Dataset excerpt:
▬▬▬

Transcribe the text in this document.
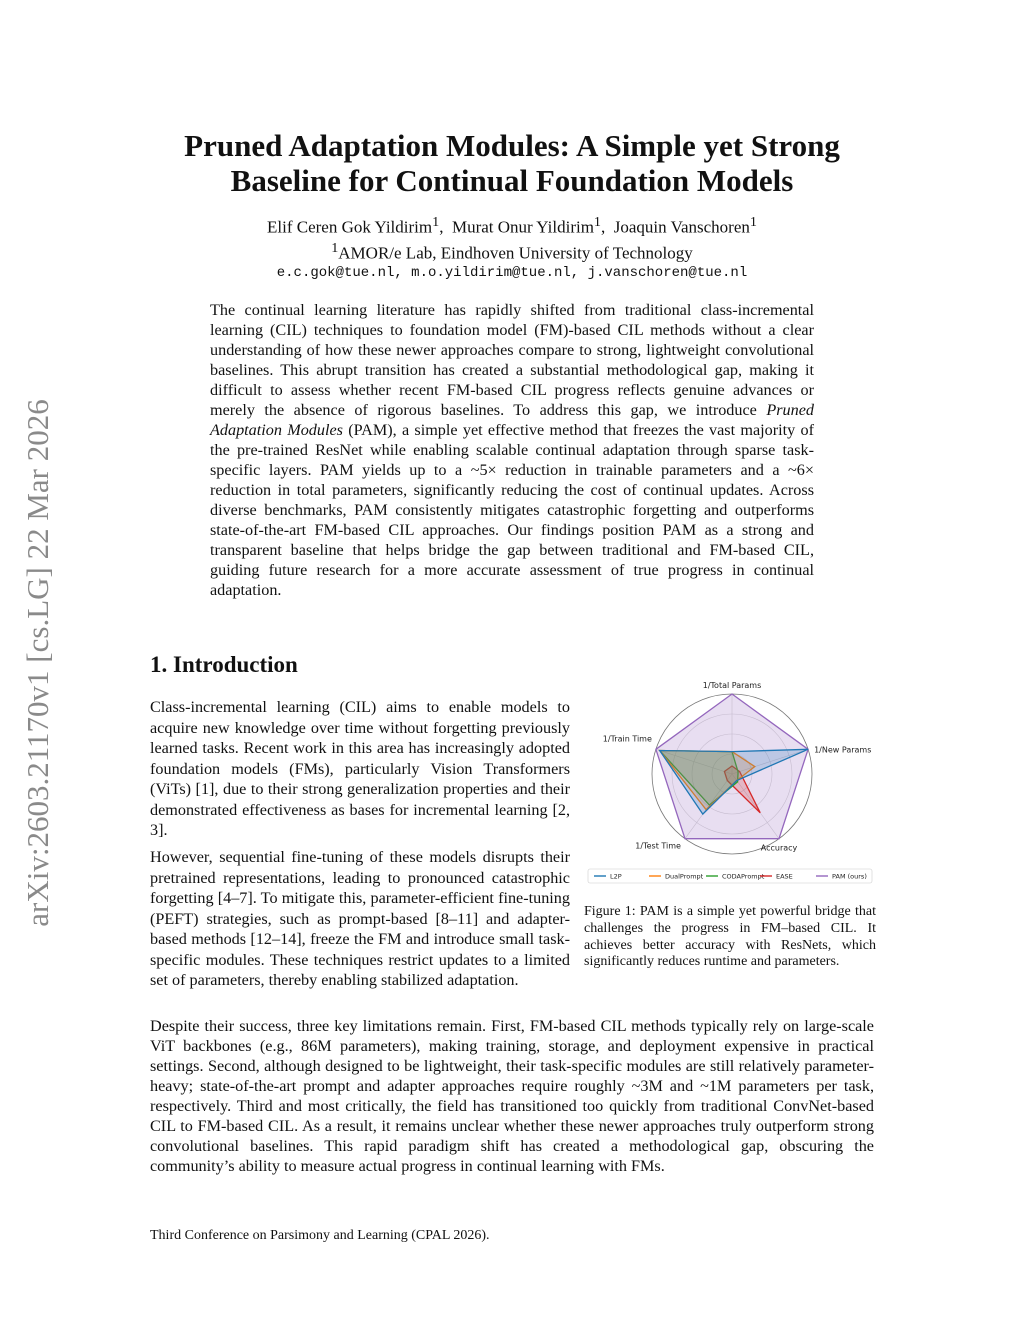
arXiv:2603.21170v1 [cs.LG] 22 Mar 2026
Pruned Adaptation Modules: A Simple yet Strong
Baseline for Continual Foundation Models
Elif Ceren Gok Yildirim$^1$,  Murat Onur Yildirim$^1$,  Joaquin Vanschoren$^1$
$^1$AMOR/e Lab, Eindhoven University of Technology
e.c.gok@tue.nl, m.o.yildirim@tue.nl, j.vanschoren@tue.nl

The continual learning literature has rapidly shifted from traditional class-incremental learning (CIL) techniques to foundation model (FM)-based CIL methods without a clear understanding of how these newer approaches compare to strong, lightweight convolutional baselines. This abrupt transition has created a substantial methodological gap, making it difficult to assess whether recent FM-based CIL progress reflects genuine advances or merely the absence of rigorous baselines. To address this gap, we introduce Pruned Adaptation Modules (PAM), a simple yet effective method that freezes the vast majority of the pre-trained ResNet while enabling scalable continual adaptation through sparse task-specific layers. PAM yields up to a ~5× reduction in trainable parameters and a ~6× reduction in total parameters, significantly reducing the cost of continual updates. Across diverse benchmarks, PAM consistently mitigates catastrophic forgetting and outperforms state-of-the-art FM-based CIL approaches. Our findings position PAM as a strong and transparent baseline that helps bridge the gap between traditional and FM-based CIL, guiding future research for a more accurate assessment of true progress in continual adaptation.

1. Introduction

Class-incremental learning (CIL) aims to enable models to acquire new knowledge over time without forgetting previously learned tasks. Recent work in this area has increasingly adopted foundation models (FMs), particularly Vision Transformers (ViTs) [1], due to their strong generalization properties and their demonstrated effectiveness as bases for incremental learning [2, 3].

However, sequential fine-tuning of these models disrupts their pretrained representations, leading to pronounced catastrophic forgetting [4–7]. To mitigate this, parameter-efficient fine-tuning (PEFT) strategies, such as prompt-based [8–11] and adapter-based methods [12–14], freeze the FM and introduce small task-specific modules. These techniques restrict updates to a limited set of parameters, thereby enabling stabilized adaptation.

1/Total Params
1/New Params
Accuracy
1/Test Time
1/Train Time
L2P	DualPrompt	CODAPrompt EASE	PAM (ours)

Figure 1: PAM is a simple yet powerful bridge that challenges the progress in FM–based CIL. It achieves better accuracy with ResNets, which significantly reduces runtime and parameters.

Despite their success, three key limitations remain. First, FM-based CIL methods typically rely on large-scale ViT backbones (e.g., 86M parameters), making training, storage, and deployment expensive in practical settings. Second, although designed to be lightweight, their task-specific modules are still relatively parameter-heavy; state-of-the-art prompt and adapter approaches require roughly ~3M and ~1M parameters per task, respectively. Third and most critically, the field has transitioned too quickly from traditional ConvNet-based CIL to FM-based CIL. As a result, it remains unclear whether these newer approaches truly outperform strong convolutional baselines. This rapid paradigm shift has created a methodological gap, obscuring the community’s ability to measure actual progress in continual learning with FMs.

Third Conference on Parsimony and Learning (CPAL 2026).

▬▬▬

## Goal of the exercise
Omit each picture, then return all of the listing exactly as it stands.

## Exercise solution
Transcribe the text in this document.
arXiv:2603.21170v1 [cs.LG] 22 Mar 2026
Pruned Adaptation Modules: A Simple yet Strong
Baseline for Continual Foundation Models
Elif Ceren Gok Yildirim$^1$,  Murat Onur Yildirim$^1$,  Joaquin Vanschoren$^1$
$^1$AMOR/e Lab, Eindhoven University of Technology
e.c.gok@tue.nl, m.o.yildirim@tue.nl, j.vanschoren@tue.nl

The continual learning literature has rapidly shifted from traditional class-incremental learning (CIL) techniques to foundation model (FM)-based CIL methods without a clear understanding of how these newer approaches compare to strong, lightweight convolutional baselines. This abrupt transition has created a substantial methodological gap, making it difficult to assess whether recent FM-based CIL progress reflects genuine advances or merely the absence of rigorous baselines. To address this gap, we introduce Pruned Adaptation Modules (PAM), a simple yet effective method that freezes the vast majority of the pre-trained ResNet while enabling scalable continual adaptation through sparse task-specific layers. PAM yields up to a ~5× reduction in trainable parameters and a ~6× reduction in total parameters, significantly reducing the cost of continual updates. Across diverse benchmarks, PAM consistently mitigates catastrophic forgetting and outperforms state-of-the-art FM-based CIL approaches. Our findings position PAM as a strong and transparent baseline that helps bridge the gap between traditional and FM-based CIL, guiding future research for a more accurate assessment of true progress in continual adaptation.

1. Introduction

Class-incremental learning (CIL) aims to enable models to acquire new knowledge over time without forgetting previously learned tasks. Recent work in this area has increasingly adopted foundation models (FMs), particularly Vision Transformers (ViTs) [1], due to their strong generalization properties and their demonstrated effectiveness as bases for incremental learning [2, 3].

However, sequential fine-tuning of these models disrupts their pretrained representations, leading to pronounced catastrophic forgetting [4–7]. To mitigate this, parameter-efficient fine-tuning (PEFT) strategies, such as prompt-based [8–11] and adapter-based methods [12–14], freeze the FM and introduce small task-specific modules. These techniques restrict updates to a limited set of parameters, thereby enabling stabilized adaptation.

1/Total Params
1/New Params
Accuracy
1/Test Time
1/Train Time
L2P	DualPrompt	CODAPrompt EASE	PAM (ours)

Figure 1: PAM is a simple yet powerful bridge that challenges the progress in FM–based CIL. It achieves better accuracy with ResNets, which significantly reduces runtime and parameters.

Despite their success, three key limitations remain. First, FM-based CIL methods typically rely on large-scale ViT backbones (e.g., 86M parameters), making training, storage, and deployment expensive in practical settings. Second, although designed to be lightweight, their task-specific modules are still relatively parameter-heavy; state-of-the-art prompt and adapter approaches require roughly ~3M and ~1M parameters per task, respectively. Third and most critically, the field has transitioned too quickly from traditional ConvNet-based CIL to FM-based CIL. As a result, it remains unclear whether these newer approaches truly outperform strong convolutional baselines. This rapid paradigm shift has created a methodological gap, obscuring the community’s ability to measure actual progress in continual learning with FMs.

Third Conference on Parsimony and Learning (CPAL 2026).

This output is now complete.